- **Aim**
Type the records out again in full, exactly.
■ ■ ■ ■ ■ ■ ■
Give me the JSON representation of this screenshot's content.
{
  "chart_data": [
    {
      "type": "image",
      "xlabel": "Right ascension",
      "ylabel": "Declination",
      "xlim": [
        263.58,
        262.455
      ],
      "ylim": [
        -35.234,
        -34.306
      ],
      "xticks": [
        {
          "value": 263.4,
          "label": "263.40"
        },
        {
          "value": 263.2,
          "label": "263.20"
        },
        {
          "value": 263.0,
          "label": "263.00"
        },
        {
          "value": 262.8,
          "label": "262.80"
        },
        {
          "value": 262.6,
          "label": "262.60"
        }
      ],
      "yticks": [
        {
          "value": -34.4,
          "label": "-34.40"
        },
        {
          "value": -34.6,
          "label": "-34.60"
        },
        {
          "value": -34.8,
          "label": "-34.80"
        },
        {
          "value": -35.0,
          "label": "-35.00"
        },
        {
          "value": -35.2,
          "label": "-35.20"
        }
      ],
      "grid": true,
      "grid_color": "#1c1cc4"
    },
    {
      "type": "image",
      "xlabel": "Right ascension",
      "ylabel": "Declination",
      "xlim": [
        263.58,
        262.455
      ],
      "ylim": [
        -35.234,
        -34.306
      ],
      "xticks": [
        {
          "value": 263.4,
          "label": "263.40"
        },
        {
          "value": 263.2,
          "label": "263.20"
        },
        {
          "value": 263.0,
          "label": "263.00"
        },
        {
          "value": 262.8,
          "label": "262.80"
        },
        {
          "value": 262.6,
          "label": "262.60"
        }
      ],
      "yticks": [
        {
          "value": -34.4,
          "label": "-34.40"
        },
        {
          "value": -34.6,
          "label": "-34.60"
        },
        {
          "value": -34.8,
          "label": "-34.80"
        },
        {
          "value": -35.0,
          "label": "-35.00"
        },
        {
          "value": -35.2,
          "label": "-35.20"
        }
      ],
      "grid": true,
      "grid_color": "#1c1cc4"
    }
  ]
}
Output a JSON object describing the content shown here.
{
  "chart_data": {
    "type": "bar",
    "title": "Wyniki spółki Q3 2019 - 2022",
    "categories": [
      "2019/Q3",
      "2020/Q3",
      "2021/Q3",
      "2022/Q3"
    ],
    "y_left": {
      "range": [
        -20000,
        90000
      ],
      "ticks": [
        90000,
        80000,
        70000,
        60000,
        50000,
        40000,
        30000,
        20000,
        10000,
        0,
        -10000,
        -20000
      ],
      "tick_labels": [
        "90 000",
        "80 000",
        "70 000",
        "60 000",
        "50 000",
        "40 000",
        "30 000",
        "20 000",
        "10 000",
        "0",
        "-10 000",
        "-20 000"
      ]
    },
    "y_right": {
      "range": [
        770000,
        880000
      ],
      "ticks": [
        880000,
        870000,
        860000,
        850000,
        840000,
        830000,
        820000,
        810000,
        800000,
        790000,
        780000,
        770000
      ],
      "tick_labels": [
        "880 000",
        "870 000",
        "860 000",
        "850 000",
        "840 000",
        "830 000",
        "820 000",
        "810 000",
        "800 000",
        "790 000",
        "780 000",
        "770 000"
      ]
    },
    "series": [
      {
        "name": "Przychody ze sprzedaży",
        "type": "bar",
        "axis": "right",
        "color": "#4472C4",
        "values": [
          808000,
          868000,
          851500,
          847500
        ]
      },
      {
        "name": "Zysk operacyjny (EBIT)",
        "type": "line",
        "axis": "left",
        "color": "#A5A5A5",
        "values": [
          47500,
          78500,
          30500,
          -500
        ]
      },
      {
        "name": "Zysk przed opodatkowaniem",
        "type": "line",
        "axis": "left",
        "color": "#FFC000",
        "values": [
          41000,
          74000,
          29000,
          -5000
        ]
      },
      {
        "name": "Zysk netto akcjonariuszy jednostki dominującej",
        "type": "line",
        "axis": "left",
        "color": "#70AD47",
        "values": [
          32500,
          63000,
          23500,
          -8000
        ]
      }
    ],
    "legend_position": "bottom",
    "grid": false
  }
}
■ ■ ■ ■ ■ ■ ■
- **Complete output**
Give me the JSON representation of this screenshot's content.
{
  "chart_data": [
    {
      "type": "image",
      "xlabel": "Right ascension",
      "ylabel": "Declination",
      "xlim": [
        263.58,
        262.455
      ],
      "ylim": [
        -35.234,
        -34.306
      ],
      "xticks": [
        {
          "value": 263.4,
          "label": "263.40"
        },
        {
          "value": 263.2,
          "label": "263.20"
        },
        {
          "value": 263.0,
          "label": "263.00"
        },
        {
          "value": 262.8,
          "label": "262.80"
        },
        {
          "value": 262.6,
          "label": "262.60"
        }
      ],
      "yticks": [
        {
          "value": -34.4,
          "label": "-34.40"
        },
        {
          "value": -34.6,
          "label": "-34.60"
        },
        {
          "value": -34.8,
          "label": "-34.80"
        },
        {
          "value": -35.0,
          "label": "-35.00"
        },
        {
          "value": -35.2,
          "label": "-35.20"
        }
      ],
      "grid": true,
      "grid_color": "#1c1cc4"
    },
    {
      "type": "image",
      "xlabel": "Right ascension",
      "ylabel": "Declination",
      "xlim": [
        263.58,
        262.455
      ],
      "ylim": [
        -35.234,
        -34.306
      ],
      "xticks": [
        {
          "value": 263.4,
          "label": "263.40"
        },
        {
          "value": 263.2,
          "label": "263.20"
        },
        {
          "value": 263.0,
          "label": "263.00"
        },
        {
          "value": 262.8,
          "label": "262.80"
        },
        {
          "value": 262.6,
          "label": "262.60"
        }
      ],
      "yticks": [
        {
          "value": -34.4,
          "label": "-34.40"
        },
        {
          "value": -34.6,
          "label": "-34.60"
        },
        {
          "value": -34.8,
          "label": "-34.80"
        },
        {
          "value": -35.0,
          "label": "-35.00"
        },
        {
          "value": -35.2,
          "label": "-35.20"
        }
      ],
      "grid": true,
      "grid_color": "#1c1cc4"
    }
  ]
}
Output a JSON object describing the content shown here.
{
  "chart_data": {
    "type": "bar",
    "title": "Wyniki spółki Q3 2019 - 2022",
    "categories": [
      "2019/Q3",
      "2020/Q3",
      "2021/Q3",
      "2022/Q3"
    ],
    "y_left": {
      "range": [
        -20000,
        90000
      ],
      "ticks": [
        90000,
        80000,
        70000,
        60000,
        50000,
        40000,
        30000,
        20000,
        10000,
        0,
        -10000,
        -20000
      ],
      "tick_labels": [
        "90 000",
        "80 000",
        "70 000",
        "60 000",
        "50 000",
        "40 000",
        "30 000",
        "20 000",
        "10 000",
        "0",
        "-10 000",
        "-20 000"
      ]
    },
    "y_right": {
      "range": [
        770000,
        880000
      ],
      "ticks": [
        880000,
        870000,
        860000,
        850000,
        840000,
        830000,
        820000,
        810000,
        800000,
        790000,
        780000,
        770000
      ],
      "tick_labels": [
        "880 000",
        "870 000",
        "860 000",
        "850 000",
        "840 000",
        "830 000",
        "820 000",
        "810 000",
        "800 000",
        "790 000",
        "780 000",
        "770 000"
      ]
    },
    "series": [
      {
        "name": "Przychody ze sprzedaży",
        "type": "bar",
        "axis": "right",
        "color": "#4472C4",
        "values": [
          808000,
          868000,
          851500,
          847500
        ]
      },
      {
        "name": "Zysk operacyjny (EBIT)",
        "type": "line",
        "axis": "left",
        "color": "#A5A5A5",
        "values": [
          47500,
          78500,
          30500,
          -500
        ]
      },
      {
        "name": "Zysk przed opodatkowaniem",
        "type": "line",
        "axis": "left",
        "color": "#FFC000",
        "values": [
          41000,
          74000,
          29000,
          -5000
        ]
      },
      {
        "name": "Zysk netto akcjonariuszy jednostki dominującej",
        "type": "line",
        "axis": "left",
        "color": "#70AD47",
        "values": [
          32500,
          63000,
          23500,
          -8000
        ]
      }
    ],
    "legend_position": "bottom",
    "grid": false
  }
}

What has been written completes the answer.